* _WHAT IS NEEDED_
In the entries below, count each line holding the word "made". Answer with the total alone.

* _RECORDS_
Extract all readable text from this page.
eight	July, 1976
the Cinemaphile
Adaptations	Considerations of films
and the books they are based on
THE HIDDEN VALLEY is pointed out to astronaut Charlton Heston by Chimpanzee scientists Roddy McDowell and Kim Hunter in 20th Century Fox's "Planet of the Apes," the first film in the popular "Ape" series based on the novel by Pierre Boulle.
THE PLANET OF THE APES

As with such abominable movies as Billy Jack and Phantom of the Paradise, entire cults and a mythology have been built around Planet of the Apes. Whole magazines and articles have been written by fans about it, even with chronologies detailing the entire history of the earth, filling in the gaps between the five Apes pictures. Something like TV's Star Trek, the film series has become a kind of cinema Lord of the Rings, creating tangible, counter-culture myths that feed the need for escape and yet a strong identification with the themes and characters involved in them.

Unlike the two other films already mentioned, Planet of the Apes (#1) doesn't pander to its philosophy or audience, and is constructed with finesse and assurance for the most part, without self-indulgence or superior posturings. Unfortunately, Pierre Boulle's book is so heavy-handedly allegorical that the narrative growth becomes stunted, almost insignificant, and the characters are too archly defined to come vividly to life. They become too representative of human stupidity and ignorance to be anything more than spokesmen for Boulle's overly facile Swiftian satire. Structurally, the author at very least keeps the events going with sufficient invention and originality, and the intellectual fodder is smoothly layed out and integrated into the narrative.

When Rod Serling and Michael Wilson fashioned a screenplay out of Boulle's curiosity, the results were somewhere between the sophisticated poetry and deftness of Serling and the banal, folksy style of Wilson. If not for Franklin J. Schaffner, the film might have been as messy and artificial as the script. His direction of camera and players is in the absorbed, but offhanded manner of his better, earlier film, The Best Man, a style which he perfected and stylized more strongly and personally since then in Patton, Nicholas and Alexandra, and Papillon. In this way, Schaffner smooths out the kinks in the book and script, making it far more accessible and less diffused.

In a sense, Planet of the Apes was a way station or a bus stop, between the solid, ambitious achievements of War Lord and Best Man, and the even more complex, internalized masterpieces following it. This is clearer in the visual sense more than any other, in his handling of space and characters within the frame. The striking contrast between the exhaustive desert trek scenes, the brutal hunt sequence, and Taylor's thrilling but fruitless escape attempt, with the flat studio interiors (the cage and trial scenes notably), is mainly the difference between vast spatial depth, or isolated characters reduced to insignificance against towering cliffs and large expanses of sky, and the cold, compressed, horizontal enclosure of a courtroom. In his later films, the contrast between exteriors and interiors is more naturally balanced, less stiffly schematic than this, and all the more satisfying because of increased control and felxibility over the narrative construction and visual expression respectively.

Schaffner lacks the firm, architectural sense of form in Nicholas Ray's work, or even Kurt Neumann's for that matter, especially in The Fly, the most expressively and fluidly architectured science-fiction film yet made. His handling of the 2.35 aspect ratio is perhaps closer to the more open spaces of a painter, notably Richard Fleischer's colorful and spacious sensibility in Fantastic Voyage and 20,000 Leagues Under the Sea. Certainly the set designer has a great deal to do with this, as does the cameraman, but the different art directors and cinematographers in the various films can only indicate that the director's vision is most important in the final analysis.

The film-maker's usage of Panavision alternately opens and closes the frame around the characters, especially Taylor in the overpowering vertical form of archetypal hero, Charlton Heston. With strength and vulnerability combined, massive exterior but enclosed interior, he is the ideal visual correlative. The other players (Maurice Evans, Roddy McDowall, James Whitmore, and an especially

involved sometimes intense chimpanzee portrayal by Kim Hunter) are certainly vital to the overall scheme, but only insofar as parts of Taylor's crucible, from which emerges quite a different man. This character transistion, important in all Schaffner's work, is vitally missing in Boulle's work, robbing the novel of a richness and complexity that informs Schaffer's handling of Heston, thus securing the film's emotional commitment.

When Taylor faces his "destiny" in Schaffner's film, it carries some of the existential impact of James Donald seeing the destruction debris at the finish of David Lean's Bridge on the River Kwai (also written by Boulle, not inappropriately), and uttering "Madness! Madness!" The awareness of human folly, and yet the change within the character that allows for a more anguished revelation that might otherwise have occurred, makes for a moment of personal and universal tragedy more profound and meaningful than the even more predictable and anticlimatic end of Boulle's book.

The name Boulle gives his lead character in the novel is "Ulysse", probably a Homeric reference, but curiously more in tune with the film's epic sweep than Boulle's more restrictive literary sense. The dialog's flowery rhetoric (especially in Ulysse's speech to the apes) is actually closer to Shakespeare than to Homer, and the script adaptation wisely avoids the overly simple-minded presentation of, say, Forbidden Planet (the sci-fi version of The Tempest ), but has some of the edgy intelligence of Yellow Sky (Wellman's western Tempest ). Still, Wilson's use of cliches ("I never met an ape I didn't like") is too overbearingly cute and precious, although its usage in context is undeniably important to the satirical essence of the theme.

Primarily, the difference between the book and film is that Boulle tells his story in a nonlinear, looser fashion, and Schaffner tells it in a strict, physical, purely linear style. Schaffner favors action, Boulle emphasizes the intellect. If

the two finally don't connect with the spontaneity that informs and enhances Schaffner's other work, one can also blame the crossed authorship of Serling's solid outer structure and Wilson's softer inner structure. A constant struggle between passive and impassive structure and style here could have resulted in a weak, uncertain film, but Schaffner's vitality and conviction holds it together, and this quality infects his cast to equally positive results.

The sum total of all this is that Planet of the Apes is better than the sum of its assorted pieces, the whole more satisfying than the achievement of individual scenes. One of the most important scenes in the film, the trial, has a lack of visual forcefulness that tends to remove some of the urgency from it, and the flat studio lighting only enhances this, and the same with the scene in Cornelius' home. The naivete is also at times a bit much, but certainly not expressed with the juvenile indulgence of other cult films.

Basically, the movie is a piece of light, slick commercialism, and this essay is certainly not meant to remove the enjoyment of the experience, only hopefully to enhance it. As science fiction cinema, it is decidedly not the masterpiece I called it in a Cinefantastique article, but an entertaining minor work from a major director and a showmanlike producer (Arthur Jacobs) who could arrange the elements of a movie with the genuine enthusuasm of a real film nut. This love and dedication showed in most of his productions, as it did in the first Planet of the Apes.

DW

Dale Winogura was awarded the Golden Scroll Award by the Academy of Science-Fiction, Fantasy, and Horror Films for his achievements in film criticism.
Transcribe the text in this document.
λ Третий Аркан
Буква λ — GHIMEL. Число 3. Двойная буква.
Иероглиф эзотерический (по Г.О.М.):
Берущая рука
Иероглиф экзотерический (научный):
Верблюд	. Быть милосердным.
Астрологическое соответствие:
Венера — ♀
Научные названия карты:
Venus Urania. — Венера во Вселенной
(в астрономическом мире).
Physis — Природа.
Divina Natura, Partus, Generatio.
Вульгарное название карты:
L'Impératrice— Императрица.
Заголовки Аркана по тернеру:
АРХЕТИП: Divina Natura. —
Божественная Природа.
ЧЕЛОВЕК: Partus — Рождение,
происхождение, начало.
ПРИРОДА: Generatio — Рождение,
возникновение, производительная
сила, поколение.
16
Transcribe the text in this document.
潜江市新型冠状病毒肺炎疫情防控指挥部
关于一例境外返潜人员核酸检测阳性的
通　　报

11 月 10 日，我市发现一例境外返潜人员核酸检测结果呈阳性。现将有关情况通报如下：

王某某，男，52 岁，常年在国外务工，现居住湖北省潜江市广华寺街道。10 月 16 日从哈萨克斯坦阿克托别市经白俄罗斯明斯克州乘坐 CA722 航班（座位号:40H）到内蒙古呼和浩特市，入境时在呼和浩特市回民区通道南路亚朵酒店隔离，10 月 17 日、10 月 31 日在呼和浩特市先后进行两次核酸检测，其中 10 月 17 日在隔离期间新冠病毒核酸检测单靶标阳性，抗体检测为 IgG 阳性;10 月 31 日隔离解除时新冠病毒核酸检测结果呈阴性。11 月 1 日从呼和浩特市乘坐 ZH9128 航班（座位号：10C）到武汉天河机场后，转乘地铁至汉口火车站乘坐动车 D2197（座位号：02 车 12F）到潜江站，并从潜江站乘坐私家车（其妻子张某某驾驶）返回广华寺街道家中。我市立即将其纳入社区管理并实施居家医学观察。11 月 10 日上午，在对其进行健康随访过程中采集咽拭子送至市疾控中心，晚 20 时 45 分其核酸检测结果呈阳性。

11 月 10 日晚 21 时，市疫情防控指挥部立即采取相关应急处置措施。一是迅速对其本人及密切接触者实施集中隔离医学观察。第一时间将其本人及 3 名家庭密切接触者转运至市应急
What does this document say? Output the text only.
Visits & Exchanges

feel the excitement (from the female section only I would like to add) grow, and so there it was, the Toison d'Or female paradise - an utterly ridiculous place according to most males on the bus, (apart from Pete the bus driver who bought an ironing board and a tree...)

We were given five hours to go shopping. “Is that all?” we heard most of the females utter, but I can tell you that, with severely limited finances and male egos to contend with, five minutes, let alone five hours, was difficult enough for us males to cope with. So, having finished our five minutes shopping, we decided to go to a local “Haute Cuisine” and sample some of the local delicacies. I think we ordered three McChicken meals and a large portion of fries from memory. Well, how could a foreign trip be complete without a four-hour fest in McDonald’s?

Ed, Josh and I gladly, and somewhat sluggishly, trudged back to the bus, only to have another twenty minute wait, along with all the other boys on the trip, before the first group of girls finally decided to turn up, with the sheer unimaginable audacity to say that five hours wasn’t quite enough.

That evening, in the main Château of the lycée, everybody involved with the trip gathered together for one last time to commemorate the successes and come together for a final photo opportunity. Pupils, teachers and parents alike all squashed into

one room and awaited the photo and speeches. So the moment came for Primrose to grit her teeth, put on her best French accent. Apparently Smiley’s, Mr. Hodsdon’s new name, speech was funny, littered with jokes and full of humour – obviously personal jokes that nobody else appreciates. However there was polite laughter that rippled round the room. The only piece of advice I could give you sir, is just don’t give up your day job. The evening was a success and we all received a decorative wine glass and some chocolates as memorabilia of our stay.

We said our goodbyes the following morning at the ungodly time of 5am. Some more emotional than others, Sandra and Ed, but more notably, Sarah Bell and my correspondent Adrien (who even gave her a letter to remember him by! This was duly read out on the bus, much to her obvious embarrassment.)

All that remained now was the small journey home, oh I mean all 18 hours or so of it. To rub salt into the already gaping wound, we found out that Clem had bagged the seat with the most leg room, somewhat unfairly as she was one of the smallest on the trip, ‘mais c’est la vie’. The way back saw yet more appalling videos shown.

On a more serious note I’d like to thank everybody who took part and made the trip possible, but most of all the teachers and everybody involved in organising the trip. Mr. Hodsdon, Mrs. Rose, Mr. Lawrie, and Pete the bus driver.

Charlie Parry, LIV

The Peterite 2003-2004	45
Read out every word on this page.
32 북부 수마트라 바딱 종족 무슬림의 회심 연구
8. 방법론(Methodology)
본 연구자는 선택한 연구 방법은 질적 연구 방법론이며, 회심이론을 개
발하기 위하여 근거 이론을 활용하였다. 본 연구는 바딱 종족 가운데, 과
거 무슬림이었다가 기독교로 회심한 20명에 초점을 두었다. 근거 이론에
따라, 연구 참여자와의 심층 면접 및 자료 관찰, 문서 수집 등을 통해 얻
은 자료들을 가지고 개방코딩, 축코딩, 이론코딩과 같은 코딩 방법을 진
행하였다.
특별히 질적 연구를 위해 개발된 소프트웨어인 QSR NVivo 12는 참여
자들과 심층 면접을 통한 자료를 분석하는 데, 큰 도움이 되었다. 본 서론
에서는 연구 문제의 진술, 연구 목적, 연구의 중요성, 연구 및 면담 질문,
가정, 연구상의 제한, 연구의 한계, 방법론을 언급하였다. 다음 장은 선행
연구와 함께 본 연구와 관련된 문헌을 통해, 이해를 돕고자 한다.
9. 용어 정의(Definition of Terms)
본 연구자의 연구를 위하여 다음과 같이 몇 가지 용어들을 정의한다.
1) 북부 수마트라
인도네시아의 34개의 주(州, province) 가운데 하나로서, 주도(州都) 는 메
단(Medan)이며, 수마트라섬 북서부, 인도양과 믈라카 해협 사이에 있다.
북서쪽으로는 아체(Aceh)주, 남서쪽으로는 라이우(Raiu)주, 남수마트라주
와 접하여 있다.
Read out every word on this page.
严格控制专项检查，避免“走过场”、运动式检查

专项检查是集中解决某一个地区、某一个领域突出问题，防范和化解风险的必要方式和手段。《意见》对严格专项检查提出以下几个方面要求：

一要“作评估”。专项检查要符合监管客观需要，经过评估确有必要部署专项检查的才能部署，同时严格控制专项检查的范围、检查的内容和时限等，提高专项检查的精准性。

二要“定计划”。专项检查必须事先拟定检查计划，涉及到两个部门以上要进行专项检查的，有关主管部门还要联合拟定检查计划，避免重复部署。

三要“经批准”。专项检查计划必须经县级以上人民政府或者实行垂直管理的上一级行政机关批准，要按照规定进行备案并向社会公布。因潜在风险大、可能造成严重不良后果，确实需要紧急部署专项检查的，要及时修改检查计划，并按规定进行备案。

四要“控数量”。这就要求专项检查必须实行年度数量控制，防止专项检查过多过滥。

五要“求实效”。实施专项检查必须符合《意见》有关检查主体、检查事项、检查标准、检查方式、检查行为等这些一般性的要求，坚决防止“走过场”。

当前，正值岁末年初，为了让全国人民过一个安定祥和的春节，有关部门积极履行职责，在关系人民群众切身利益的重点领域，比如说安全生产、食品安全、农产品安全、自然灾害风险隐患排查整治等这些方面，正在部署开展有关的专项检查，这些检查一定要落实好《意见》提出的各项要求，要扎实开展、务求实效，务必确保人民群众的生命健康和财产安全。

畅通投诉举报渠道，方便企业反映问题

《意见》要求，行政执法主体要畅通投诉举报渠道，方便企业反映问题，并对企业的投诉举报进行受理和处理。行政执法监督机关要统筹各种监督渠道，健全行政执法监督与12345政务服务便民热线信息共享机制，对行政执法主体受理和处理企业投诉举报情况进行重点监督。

* _EXERCISE OUTPUT_
2